Written instruction: Write out the material again word for word, dropping any images it holds.

Collected data entries:
● ● ● ● ● ● ●

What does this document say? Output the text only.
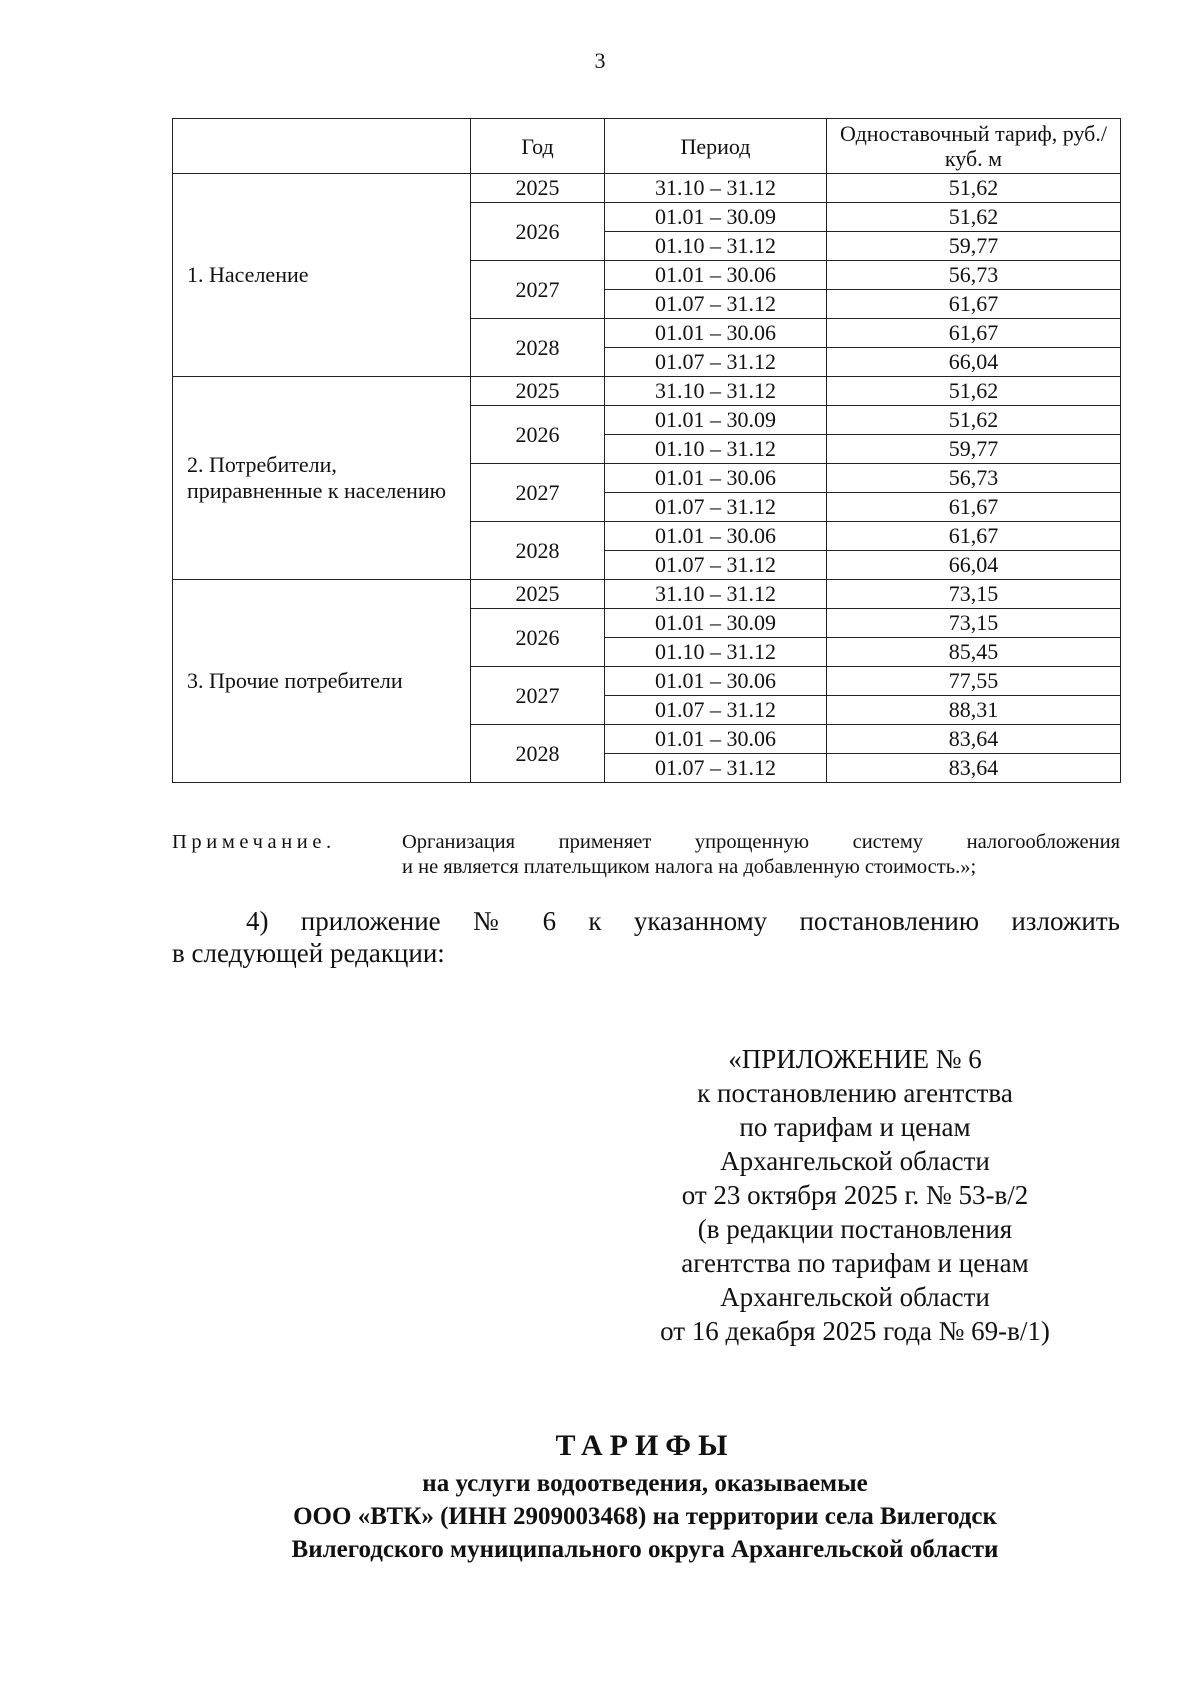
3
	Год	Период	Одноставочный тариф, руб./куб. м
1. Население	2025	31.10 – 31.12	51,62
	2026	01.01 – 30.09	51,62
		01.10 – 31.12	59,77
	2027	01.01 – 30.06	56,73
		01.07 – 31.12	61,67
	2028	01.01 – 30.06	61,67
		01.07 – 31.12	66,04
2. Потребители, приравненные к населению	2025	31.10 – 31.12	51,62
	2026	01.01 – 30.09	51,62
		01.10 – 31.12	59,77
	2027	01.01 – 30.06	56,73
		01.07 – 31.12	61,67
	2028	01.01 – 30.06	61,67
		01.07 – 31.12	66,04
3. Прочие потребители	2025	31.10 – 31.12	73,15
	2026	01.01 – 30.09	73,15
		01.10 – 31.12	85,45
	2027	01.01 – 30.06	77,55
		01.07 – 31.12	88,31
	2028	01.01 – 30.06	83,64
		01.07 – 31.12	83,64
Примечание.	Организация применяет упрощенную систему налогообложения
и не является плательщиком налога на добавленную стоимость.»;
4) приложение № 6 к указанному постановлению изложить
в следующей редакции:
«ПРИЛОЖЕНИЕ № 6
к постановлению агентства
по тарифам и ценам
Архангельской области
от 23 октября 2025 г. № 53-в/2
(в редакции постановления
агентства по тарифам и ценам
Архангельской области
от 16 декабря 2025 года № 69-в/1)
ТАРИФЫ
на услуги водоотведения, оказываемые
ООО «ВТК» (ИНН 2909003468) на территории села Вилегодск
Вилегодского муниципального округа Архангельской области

● ● ● ● ● ● ●

Expected answer:
What does this document say? Output the text only.
3
	Год	Период	Одноставочный тариф, руб./куб. м
1. Население	2025	31.10 – 31.12	51,62
	2026	01.01 – 30.09	51,62
		01.10 – 31.12	59,77
	2027	01.01 – 30.06	56,73
		01.07 – 31.12	61,67
	2028	01.01 – 30.06	61,67
		01.07 – 31.12	66,04
2. Потребители, приравненные к населению	2025	31.10 – 31.12	51,62
	2026	01.01 – 30.09	51,62
		01.10 – 31.12	59,77
	2027	01.01 – 30.06	56,73
		01.07 – 31.12	61,67
	2028	01.01 – 30.06	61,67
		01.07 – 31.12	66,04
3. Прочие потребители	2025	31.10 – 31.12	73,15
	2026	01.01 – 30.09	73,15
		01.10 – 31.12	85,45
	2027	01.01 – 30.06	77,55
		01.07 – 31.12	88,31
	2028	01.01 – 30.06	83,64
		01.07 – 31.12	83,64
Примечание.	Организация применяет упрощенную систему налогообложения
и не является плательщиком налога на добавленную стоимость.»;
4) приложение № 6 к указанному постановлению изложить
в следующей редакции:
«ПРИЛОЖЕНИЕ № 6
к постановлению агентства
по тарифам и ценам
Архангельской области
от 23 октября 2025 г. № 53-в/2
(в редакции постановления
агентства по тарифам и ценам
Архангельской области
от 16 декабря 2025 года № 69-в/1)
ТАРИФЫ
на услуги водоотведения, оказываемые
ООО «ВТК» (ИНН 2909003468) на территории села Вилегодск
Вилегодского муниципального округа Архангельской области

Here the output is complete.